- **Task directions**
Wherever the word "Output" turns up in a line of the entries, copy that line.

- **Input rows**
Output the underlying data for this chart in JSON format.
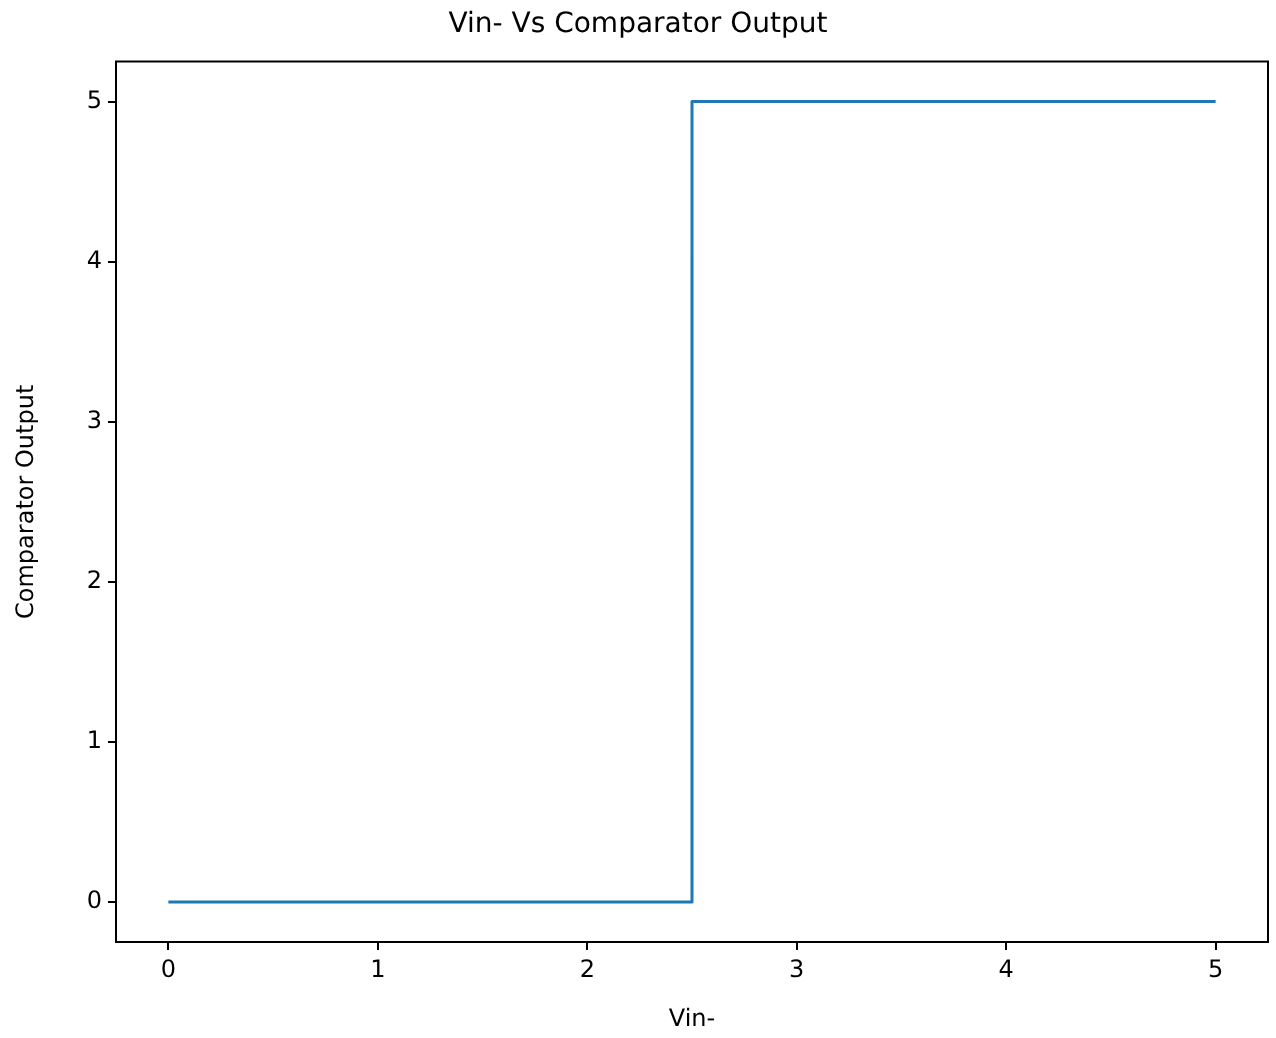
{
  "chart_data": {
    "type": "line",
    "title": "Vin- Vs Comparator Output",
    "xlabel": "Vin-",
    "ylabel": "Comparator Output",
    "series": [
      {
        "color": "#1f77b4",
        "x": [
          0,
          2.5,
          2.5,
          5
        ],
        "values": [
          0,
          0,
          5,
          5
        ]
      }
    ],
    "xlim": [
      -0.25,
      5.25
    ],
    "xticks": [
      0,
      1,
      2,
      3,
      4,
      5
    ],
    "ylim": [
      -0.25,
      5.25
    ],
    "yticks": [
      0,
      1,
      2,
      3,
      4,
      5
    ],
    "grid": false,
    "legend": false,
    "marker": "none",
    "line_style": "solid"
  }
}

- **Solution**
Output the underlying data for this chart in JSON format.
    "title": "Vin- Vs Comparator Output",
    "ylabel": "Comparator Output",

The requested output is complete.